TASK: Each line containing the word "icon" must be reported.
— Start INPUT MATERIAL —
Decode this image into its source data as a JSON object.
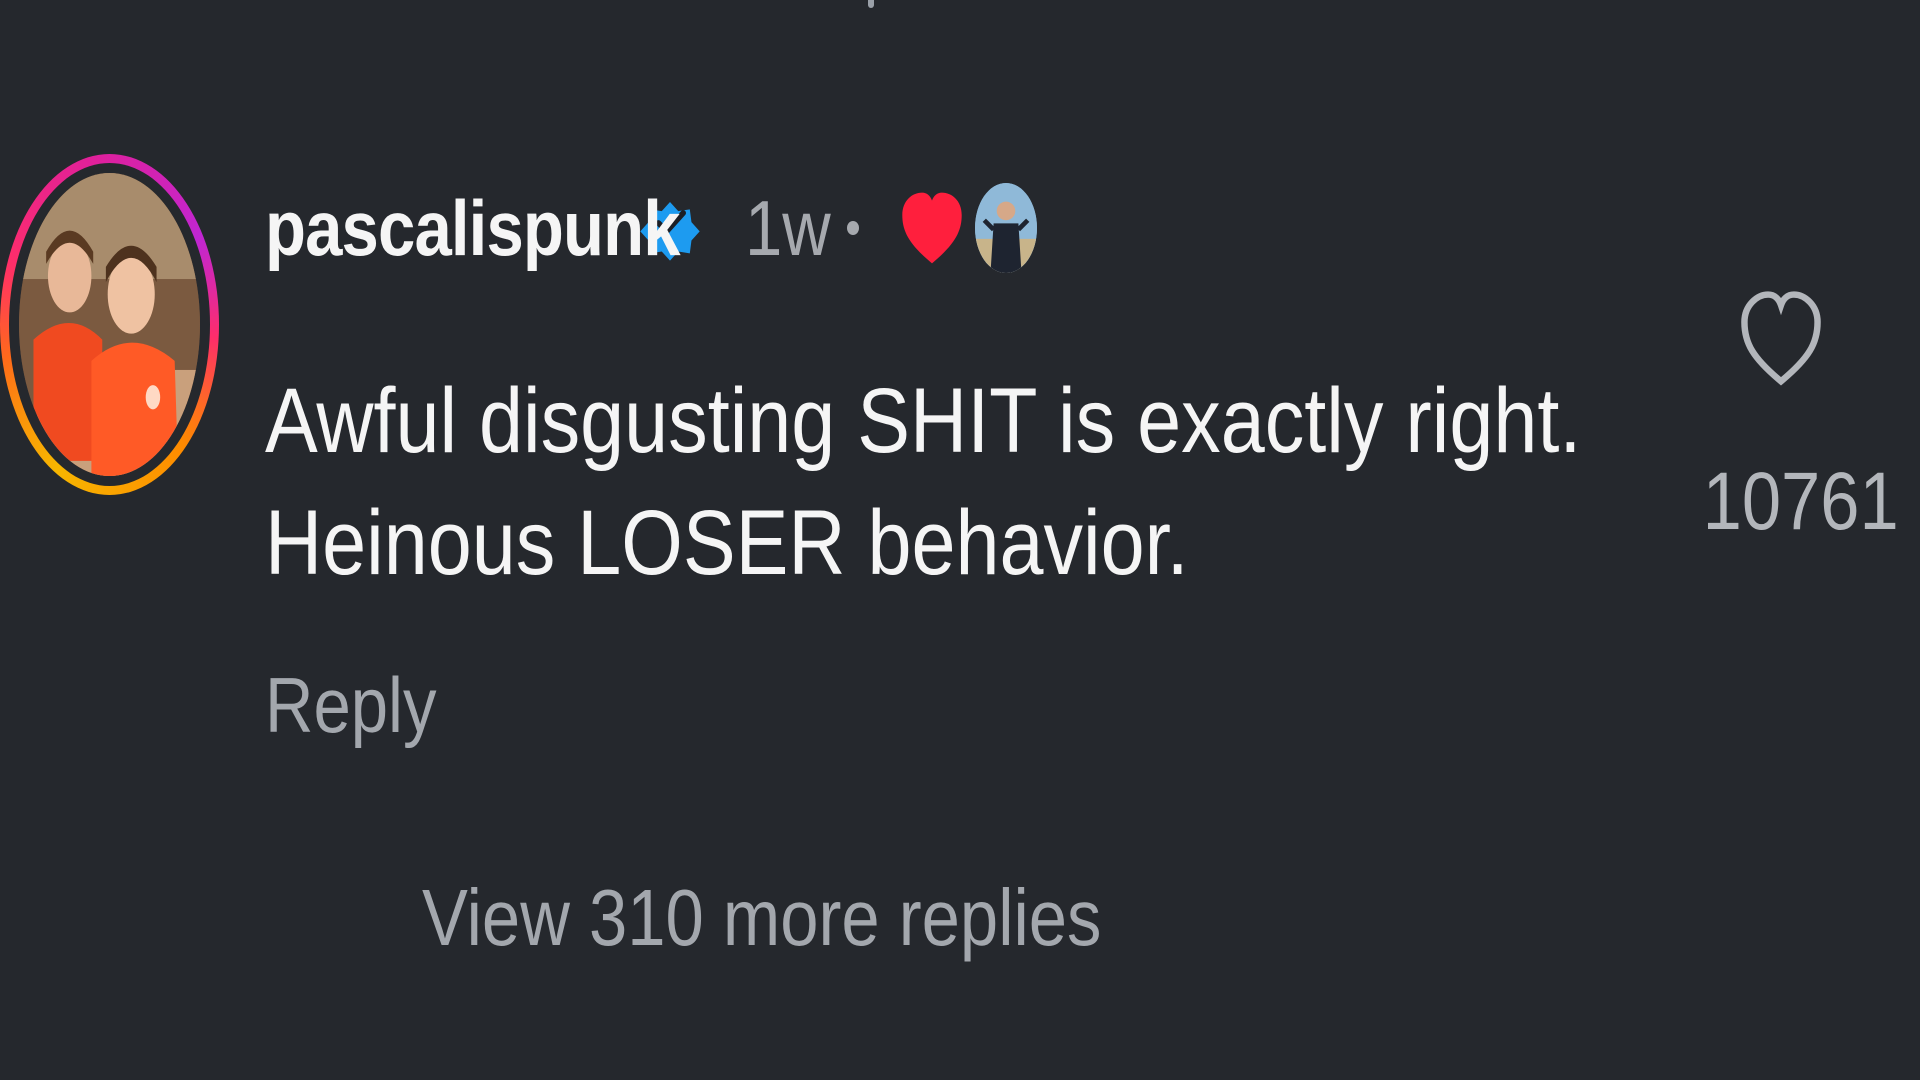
{
  "comment": {
    "username": "pascalispunk",
    "verified_icon": "verified-badge-icon",
    "timestamp": "1w",
    "creator_liked_icon": "heart-filled-icon",
    "text_line1": "Awful disgusting SHIT is exactly right.",
    "text_line2": "Heinous LOSER behavior.",
    "reply_label": "Reply",
    "like_icon": "heart-outline-icon",
    "like_count": "10761",
    "view_replies_label": "View 310 more replies"
  },
  "colors": {
    "background": "#25282d",
    "verified_blue": "#1d9bf0",
    "heart_red": "#ff1f3d",
    "muted_text": "#a3a7ad",
    "primary_text": "#f5f5f5"
  }
}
— End INPUT MATERIAL —
WORKED SOLUTION:
    "verified_icon": "verified-badge-icon",
    "creator_liked_icon": "heart-filled-icon",
    "like_icon": "heart-outline-icon",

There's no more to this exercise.